## start GIVEN DATA

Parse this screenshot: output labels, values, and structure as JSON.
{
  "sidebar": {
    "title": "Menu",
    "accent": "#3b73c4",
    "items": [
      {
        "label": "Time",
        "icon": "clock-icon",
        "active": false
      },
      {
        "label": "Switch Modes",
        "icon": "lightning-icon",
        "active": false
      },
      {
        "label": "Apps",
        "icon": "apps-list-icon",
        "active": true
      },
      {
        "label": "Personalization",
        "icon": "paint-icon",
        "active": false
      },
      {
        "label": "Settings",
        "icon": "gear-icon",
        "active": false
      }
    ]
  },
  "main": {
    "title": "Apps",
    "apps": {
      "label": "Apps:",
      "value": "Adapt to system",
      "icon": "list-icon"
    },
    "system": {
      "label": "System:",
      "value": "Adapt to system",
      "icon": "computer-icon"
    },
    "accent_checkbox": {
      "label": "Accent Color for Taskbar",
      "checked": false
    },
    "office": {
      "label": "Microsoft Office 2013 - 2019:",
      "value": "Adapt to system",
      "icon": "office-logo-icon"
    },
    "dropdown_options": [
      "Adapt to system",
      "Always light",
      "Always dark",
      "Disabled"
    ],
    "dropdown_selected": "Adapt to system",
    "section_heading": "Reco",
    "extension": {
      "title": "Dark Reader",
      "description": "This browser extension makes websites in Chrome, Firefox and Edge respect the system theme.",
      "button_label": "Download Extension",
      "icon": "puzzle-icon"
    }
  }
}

## end GIVEN DATA

### REQUIREMENTS
Please give back all of the records exactly as written.

### EXPECTED ANSWER
Parse this screenshot: output labels, values, and structure as JSON.
{
  "sidebar": {
    "title": "Menu",
    "accent": "#3b73c4",
    "items": [
      {
        "label": "Time",
        "icon": "clock-icon",
        "active": false
      },
      {
        "label": "Switch Modes",
        "icon": "lightning-icon",
        "active": false
      },
      {
        "label": "Apps",
        "icon": "apps-list-icon",
        "active": true
      },
      {
        "label": "Personalization",
        "icon": "paint-icon",
        "active": false
      },
      {
        "label": "Settings",
        "icon": "gear-icon",
        "active": false
      }
    ]
  },
  "main": {
    "title": "Apps",
    "apps": {
      "label": "Apps:",
      "value": "Adapt to system",
      "icon": "list-icon"
    },
    "system": {
      "label": "System:",
      "value": "Adapt to system",
      "icon": "computer-icon"
    },
    "accent_checkbox": {
      "label": "Accent Color for Taskbar",
      "checked": false
    },
    "office": {
      "label": "Microsoft Office 2013 - 2019:",
      "value": "Adapt to system",
      "icon": "office-logo-icon"
    },
    "dropdown_options": [
      "Adapt to system",
      "Always light",
      "Always dark",
      "Disabled"
    ],
    "dropdown_selected": "Adapt to system",
    "section_heading": "Reco",
    "extension": {
      "title": "Dark Reader",
      "description": "This browser extension makes websites in Chrome, Firefox and Edge respect the system theme.",
      "button_label": "Download Extension",
      "icon": "puzzle-icon"
    }
  }
}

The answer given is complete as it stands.